» PROBLEM DETAILS
Write out the records again, exactly, leaving none out.

## begin DATASET RECORDS

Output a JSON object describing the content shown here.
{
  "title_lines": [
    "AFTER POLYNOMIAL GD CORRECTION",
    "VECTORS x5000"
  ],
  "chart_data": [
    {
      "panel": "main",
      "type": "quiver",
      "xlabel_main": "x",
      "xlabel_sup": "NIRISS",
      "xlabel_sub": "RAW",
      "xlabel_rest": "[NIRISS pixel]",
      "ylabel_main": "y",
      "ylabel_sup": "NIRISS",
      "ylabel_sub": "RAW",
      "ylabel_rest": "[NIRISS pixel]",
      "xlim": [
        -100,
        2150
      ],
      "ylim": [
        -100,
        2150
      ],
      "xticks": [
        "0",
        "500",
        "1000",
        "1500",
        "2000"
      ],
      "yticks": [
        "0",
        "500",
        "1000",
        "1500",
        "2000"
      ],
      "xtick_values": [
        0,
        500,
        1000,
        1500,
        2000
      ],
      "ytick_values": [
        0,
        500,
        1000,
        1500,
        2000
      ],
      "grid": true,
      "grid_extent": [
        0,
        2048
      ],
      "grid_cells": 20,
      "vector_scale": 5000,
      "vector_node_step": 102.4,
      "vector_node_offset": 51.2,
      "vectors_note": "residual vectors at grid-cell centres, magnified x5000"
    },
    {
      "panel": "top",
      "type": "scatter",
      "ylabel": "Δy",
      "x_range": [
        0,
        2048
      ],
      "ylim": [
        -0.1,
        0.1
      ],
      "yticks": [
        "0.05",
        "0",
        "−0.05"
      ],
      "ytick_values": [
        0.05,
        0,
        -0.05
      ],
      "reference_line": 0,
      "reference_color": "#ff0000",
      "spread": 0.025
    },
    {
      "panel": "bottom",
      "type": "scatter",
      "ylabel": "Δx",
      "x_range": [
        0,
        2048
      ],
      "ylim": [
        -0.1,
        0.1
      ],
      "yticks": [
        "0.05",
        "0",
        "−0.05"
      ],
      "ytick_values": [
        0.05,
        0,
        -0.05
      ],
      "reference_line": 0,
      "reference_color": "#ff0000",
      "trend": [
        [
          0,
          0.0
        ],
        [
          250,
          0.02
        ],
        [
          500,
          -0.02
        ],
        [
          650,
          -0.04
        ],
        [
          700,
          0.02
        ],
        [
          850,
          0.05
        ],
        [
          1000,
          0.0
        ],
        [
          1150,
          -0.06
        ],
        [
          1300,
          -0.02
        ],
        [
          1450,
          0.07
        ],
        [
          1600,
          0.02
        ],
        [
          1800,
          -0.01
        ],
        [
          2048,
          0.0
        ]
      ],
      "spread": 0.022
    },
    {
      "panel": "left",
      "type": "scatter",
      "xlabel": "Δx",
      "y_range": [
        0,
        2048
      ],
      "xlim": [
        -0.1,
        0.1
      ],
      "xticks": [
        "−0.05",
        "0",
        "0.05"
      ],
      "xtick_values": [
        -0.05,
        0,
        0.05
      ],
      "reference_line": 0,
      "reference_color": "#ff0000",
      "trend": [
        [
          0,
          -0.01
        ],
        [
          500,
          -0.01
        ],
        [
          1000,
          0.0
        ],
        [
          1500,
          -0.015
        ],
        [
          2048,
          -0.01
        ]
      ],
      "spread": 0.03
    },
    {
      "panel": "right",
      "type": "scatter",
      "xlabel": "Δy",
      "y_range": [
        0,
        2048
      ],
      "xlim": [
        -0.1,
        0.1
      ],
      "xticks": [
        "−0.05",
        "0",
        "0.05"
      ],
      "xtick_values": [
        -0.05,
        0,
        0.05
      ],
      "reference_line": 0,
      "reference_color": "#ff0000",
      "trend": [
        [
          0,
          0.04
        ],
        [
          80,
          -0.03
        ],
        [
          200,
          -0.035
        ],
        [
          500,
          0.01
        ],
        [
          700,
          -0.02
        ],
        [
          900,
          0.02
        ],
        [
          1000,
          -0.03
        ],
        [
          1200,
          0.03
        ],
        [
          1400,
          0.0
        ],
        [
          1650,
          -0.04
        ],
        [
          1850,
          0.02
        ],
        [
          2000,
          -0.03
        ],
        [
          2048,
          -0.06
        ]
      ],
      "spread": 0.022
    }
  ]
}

## end DATASET RECORDS

» RESPONSE
Output a JSON object describing the content shown here.
{
  "title_lines": [
    "AFTER POLYNOMIAL GD CORRECTION",
    "VECTORS x5000"
  ],
  "chart_data": [
    {
      "panel": "main",
      "type": "quiver",
      "xlabel_main": "x",
      "xlabel_sup": "NIRISS",
      "xlabel_sub": "RAW",
      "xlabel_rest": "[NIRISS pixel]",
      "ylabel_main": "y",
      "ylabel_sup": "NIRISS",
      "ylabel_sub": "RAW",
      "ylabel_rest": "[NIRISS pixel]",
      "xlim": [
        -100,
        2150
      ],
      "ylim": [
        -100,
        2150
      ],
      "xticks": [
        "0",
        "500",
        "1000",
        "1500",
        "2000"
      ],
      "yticks": [
        "0",
        "500",
        "1000",
        "1500",
        "2000"
      ],
      "xtick_values": [
        0,
        500,
        1000,
        1500,
        2000
      ],
      "ytick_values": [
        0,
        500,
        1000,
        1500,
        2000
      ],
      "grid": true,
      "grid_extent": [
        0,
        2048
      ],
      "grid_cells": 20,
      "vector_scale": 5000,
      "vector_node_step": 102.4,
      "vector_node_offset": 51.2,
      "vectors_note": "residual vectors at grid-cell centres, magnified x5000"
    },
    {
      "panel": "top",
      "type": "scatter",
      "ylabel": "Δy",
      "x_range": [
        0,
        2048
      ],
      "ylim": [
        -0.1,
        0.1
      ],
      "yticks": [
        "0.05",
        "0",
        "−0.05"
      ],
      "ytick_values": [
        0.05,
        0,
        -0.05
      ],
      "reference_line": 0,
      "reference_color": "#ff0000",
      "spread": 0.025
    },
    {
      "panel": "bottom",
      "type": "scatter",
      "ylabel": "Δx",
      "x_range": [
        0,
        2048
      ],
      "ylim": [
        -0.1,
        0.1
      ],
      "yticks": [
        "0.05",
        "0",
        "−0.05"
      ],
      "ytick_values": [
        0.05,
        0,
        -0.05
      ],
      "reference_line": 0,
      "reference_color": "#ff0000",
      "trend": [
        [
          0,
          0.0
        ],
        [
          250,
          0.02
        ],
        [
          500,
          -0.02
        ],
        [
          650,
          -0.04
        ],
        [
          700,
          0.02
        ],
        [
          850,
          0.05
        ],
        [
          1000,
          0.0
        ],
        [
          1150,
          -0.06
        ],
        [
          1300,
          -0.02
        ],
        [
          1450,
          0.07
        ],
        [
          1600,
          0.02
        ],
        [
          1800,
          -0.01
        ],
        [
          2048,
          0.0
        ]
      ],
      "spread": 0.022
    },
    {
      "panel": "left",
      "type": "scatter",
      "xlabel": "Δx",
      "y_range": [
        0,
        2048
      ],
      "xlim": [
        -0.1,
        0.1
      ],
      "xticks": [
        "−0.05",
        "0",
        "0.05"
      ],
      "xtick_values": [
        -0.05,
        0,
        0.05
      ],
      "reference_line": 0,
      "reference_color": "#ff0000",
      "trend": [
        [
          0,
          -0.01
        ],
        [
          500,
          -0.01
        ],
        [
          1000,
          0.0
        ],
        [
          1500,
          -0.015
        ],
        [
          2048,
          -0.01
        ]
      ],
      "spread": 0.03
    },
    {
      "panel": "right",
      "type": "scatter",
      "xlabel": "Δy",
      "y_range": [
        0,
        2048
      ],
      "xlim": [
        -0.1,
        0.1
      ],
      "xticks": [
        "−0.05",
        "0",
        "0.05"
      ],
      "xtick_values": [
        -0.05,
        0,
        0.05
      ],
      "reference_line": 0,
      "reference_color": "#ff0000",
      "trend": [
        [
          0,
          0.04
        ],
        [
          80,
          -0.03
        ],
        [
          200,
          -0.035
        ],
        [
          500,
          0.01
        ],
        [
          700,
          -0.02
        ],
        [
          900,
          0.02
        ],
        [
          1000,
          -0.03
        ],
        [
          1200,
          0.03
        ],
        [
          1400,
          0.0
        ],
        [
          1650,
          -0.04
        ],
        [
          1850,
          0.02
        ],
        [
          2000,
          -0.03
        ],
        [
          2048,
          -0.06
        ]
      ],
      "spread": 0.022
    }
  ]
}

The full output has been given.